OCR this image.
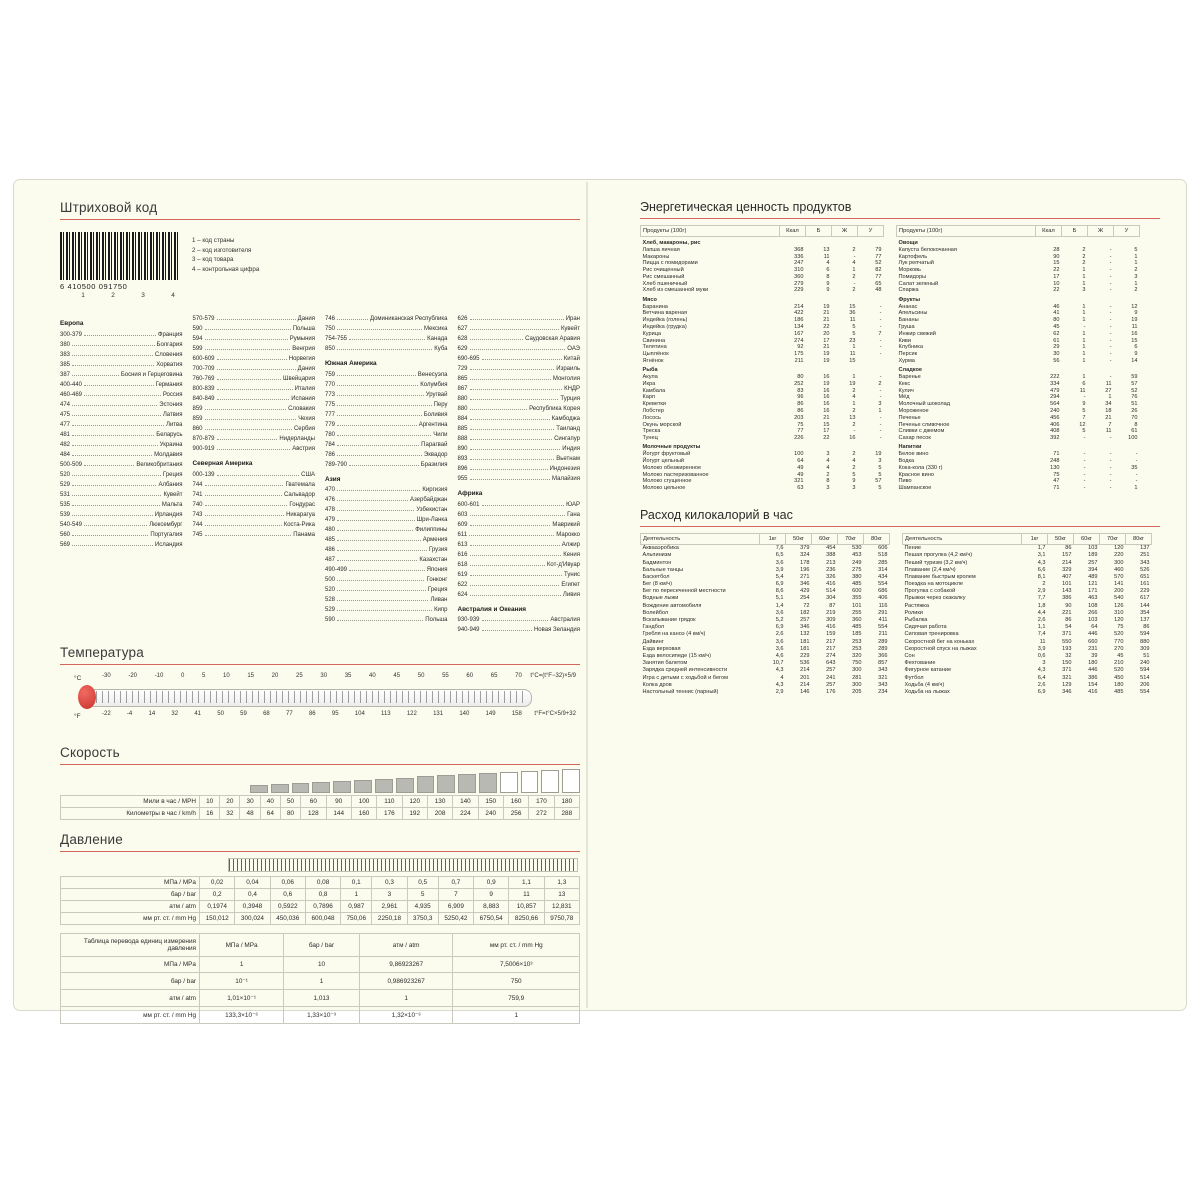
Штриховой код
6 410500 091750
1	2	3	4
1 – код страны
2 – код изготовителя
3 – код товара
4 – контрольная цифра
Европа
300-379	Франция
380	Болгария
383	Словения
385	Хорватия
387	Босния и Герцеговина
400-440	Германия
460-469	Россия
474	Эстония
475	Латвия
477	Литва
481	Беларусь
482	Украина
484	Молдавия
500-509	Великобритания
520	Греция
529	Албания
531	Кувейт
535	Мальта
539	Ирландия
540-549	Люксембург
560	Португалия
569	Исландия
570-579	Дания
590	Польша
594	Румыния
599	Венгрия
600-609	Норвегия
700-709	Дания
760-769	Швейцария
800-839	Италия
840-849	Испания
859	Словакия
859	Чехия
860	Сербия
870-879	Нидерланды
900-919	Австрия
Северная Америка
000-139	США
744	Гватемала
741	Сальвадор
740	Гондурас
743	Никарагуа
744	Коста-Рика
745	Панама
746	Доминиканская Республика
750	Мексика
754-755	Канада
850	Куба
Южная Америка
759	Венесуэла
770	Колумбия
773	Уругвай
775	Перу
777	Боливия
779	Аргентина
780	Чили
784	Парагвай
786	Эквадор
789-790	Бразилия
Азия
470	Киргизия
476	Азербайджан
478	Узбекистан
479	Шри-Ланка
480	Филиппины
485	Армения
486	Грузия
487	Казахстан
490-499	Япония
500	Гонконг
520	Греция
528	Ливан
529	Кипр
590	Польша
626	Иран
627	Кувейт
628	Саудовская Аравия
629	ОАЭ
690-695	Китай
729	Израиль
865	Монголия
867	КНДР
880	Турция
880	Республика Корея
884	Камбоджа
885	Таиланд
888	Сингапур
890	Индия
893	Вьетнам
896	Индонезия
955	Малайзия
Африка
600-601	ЮАР
603	Гана
609	Маврикий
611	Марокко
613	Алжир
616	Кения
618	Кот-д'Ивуар
619	Тунис
622	Египет
624	Ливия
Австралия и Океания
930-939	Австралия
940-949	Новая Зеландия
Температура
°C	-30	-20	-10	0	5	10	15	20	25	30	35	40	45	50	55	60	65	70 t°C=(t°F−32)×5/9
°F	-22	-4	14	32	41	50	59	68	77	86	95	104	113	122	131	140	149	158 t°F=t°C×5/9+32
Скорость
Мили в час / MPH	10	20	30	40	50	60	90	100	110	120	130	140	150	160	170	180
Километры в час / km/h	16	32	48	64	80	128	144	160	176	192	208	224	240	256	272	288
Давление
МПа / MPa	0,02	0,04	0,06	0,08	0,1	0,3	0,5	0,7	0,9	1,1	1,3
бар / bar	0,2	0,4	0,6	0,8	1	3	5	7	9	11	13
атм / atm	0,1974	0,3948	0,5922	0,7896	0,987	2,961	4,935	6,909	8,883	10,857	12,831
мм рт. ст. / mm Hg	150,012	300,024	450,036	600,048	750,06	2250,18	3750,3	5250,42	6750,54	8250,66	9750,78
Таблица перевода единиц измерения давления	МПа / MPa	бар / bar	атм / atm	мм рт. ст. / mm Hg
МПа / MPa	1	10	9,86923267	7,5006×10³
бар / bar	10⁻¹	1	0,986923267	750
атм / atm	1,01×10⁻¹	1,013	1	759,9
мм рт. ст. / mm Hg	133,3×10⁻⁶	1,33×10⁻³	1,32×10⁻³	1
Энергетическая ценность продуктов
Продукты (100г)	Ккал	Б	Ж	У
Хлеб, макароны, рис				
Лапша яичная	368	13	2	79
Макароны	336	11	-	77
Пицца с помидорами	247	4	4	52
Рис очищенный	310	6	1	82
Рис смешанный	360	8	2	77
Хлеб пшеничный	279	9	-	65
Хлеб из смешанной муки	229	9	2	48
Мясо				
Баранина	214	19	15	-
Ветчина вареная	422	21	36	-
Индейка (голень)	186	21	11	-
Индейка (грудка)	134	22	5	-
Курица	167	20	5	7
Свинина	274	17	23	-
Телятина	92	21	1	-
Цыплёнок	175	19	11	-
Ягнёнок	211	19	15	
Рыба				
Акула	80	16	1	-
Икра	252	19	19	2
Камбала	83	16	2	-
Карп	96	16	4	-
Креветки	86	16	1	3
Лобстер	86	16	2	1
Лосось	203	21	13	-
Окунь морской	75	15	2	-
Треска	77	17	-	-
Тунец	226	22	16	-
Молочные продукты				
Йогурт фруктовый	100	3	2	19
Йогурт цельный	64	4	4	3
Молоко обезжиренное	49	4	2	5
Молоко пастеризованное	49	2	5	5
Молоко сгущенное	321	8	9	57
Молоко цельное	63	3	3	5
Продукты (100г)	Ккал	Б	Ж	У
Овощи				
Капуста белокочанная	28	2	-	5
Картофель	90	2	-	1
Лук репчатый	15	2	-	1
Морковь	22	1	-	2
Помидоры	17	1	-	3
Салат зеленый	10	1	-	1
Спаржа	22	3	-	2
Фрукты				
Ананас	46	1	-	12
Апельсины	41	1	-	9
Бананы	80	1	-	19
Груша	45	-	-	11
Инжир свежий	62	1	-	16
Киви	61	1	-	15
Клубника	29	1	-	6
Персик	30	1	-	9
Хурма	56	1	-	14
Сладкое				
Варенье	222	1	-	59
Кекс	334	6	11	57
Кулич	479	11	27	52
Мёд	294	-	1	76
Молочный шоколад	564	9	34	51
Мороженое	240	5	18	26
Печенье	456	7	21	70
Печенье сливочное	406	12	7	8
Сливки с джемом	408	5	11	61
Сахар песок	392	-	-	100
Напитки				
Белое вино	71	-	-	-
Водка	248	-	-	-
Кока-кола (330 г)	130	-	-	35
Красное вино	75	-	-	-
Пиво	47	-	-	-
Шампанское	71	-	-	1
Расход килокалорий в час
Деятельность	1кг	50кг	60кг	70кг	80кг
Аквааэробика	7,6	379	454	530	606
Альпинизм	6,5	324	388	453	518
Бадминтон	3,6	178	213	249	285
Бальные танцы	3,9	196	236	275	314
Баскетбол	5,4	271	326	380	434
Бег (8 км/ч)	6,9	346	416	485	554
Бег по пересеченной местности	8,6	429	514	600	686
Водные лыжи	5,1	254	304	355	406
Вождение автомобиля	1,4	72	87	101	116
Волейбол	3,6	182	219	255	291
Вскапывание грядок	5,2	257	309	360	411
Гандбол	6,9	346	416	485	554
Гребля на каноэ (4 км/ч)	2,6	132	159	185	211
Дайвинг	3,6	181	217	253	289
Езда верховая	3,6	181	217	253	289
Езда велосипеде (15 км/ч)	4,6	229	274	320	366
Занятия балетом	10,7	536	643	750	857
Зарядка средней интенсивности	4,3	214	257	300	343
Игра с детьми с ходьбой и бегом	4	201	241	281	321
Колка дров	4,3	214	257	300	343
Настольный теннис (парный)	2,9	146	176	205	234
Деятельность	1кг	50кг	60кг	70кг	80кг
Пение	1,7	86	103	120	137
Пешая прогулка (4,2 км/ч)	3,1	157	189	220	251
Пеший туризм (3,2 км/ч)	4,3	214	257	300	343
Плавание (2,4 км/ч)	6,6	329	394	460	526
Плавание быстрым кролем	8,1	407	489	570	651
Поездка на мотоцикле	2	101	121	141	161
Прогулка с собакой	2,9	143	171	200	229
Прыжки через скакалку	7,7	386	463	540	617
Растяжка	1,8	90	108	126	144
Ролики	4,4	221	266	310	354
Рыбалка	2,6	86	103	120	137
Сидячая работа	1,1	54	64	75	86
Силовая тренировка	7,4	371	446	520	594
Скоростной бег на коньках	11	550	660	770	880
Скоростной спуск на лыжах	3,9	193	231	270	309
Сон	0,6	32	39	45	51
Фехтование	3	150	180	210	240
Фигурное катание	4,3	371	446	520	594
Футбол	6,4	321	386	450	514
Ходьба (4 км/ч)	2,6	129	154	180	206
Ходьба на лыжах	6,9	346	416	485	554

• What to do
Make a tally of the lines in this data that include the string "лыжах", and answer with that tally alone.

• Answer for this exercise
2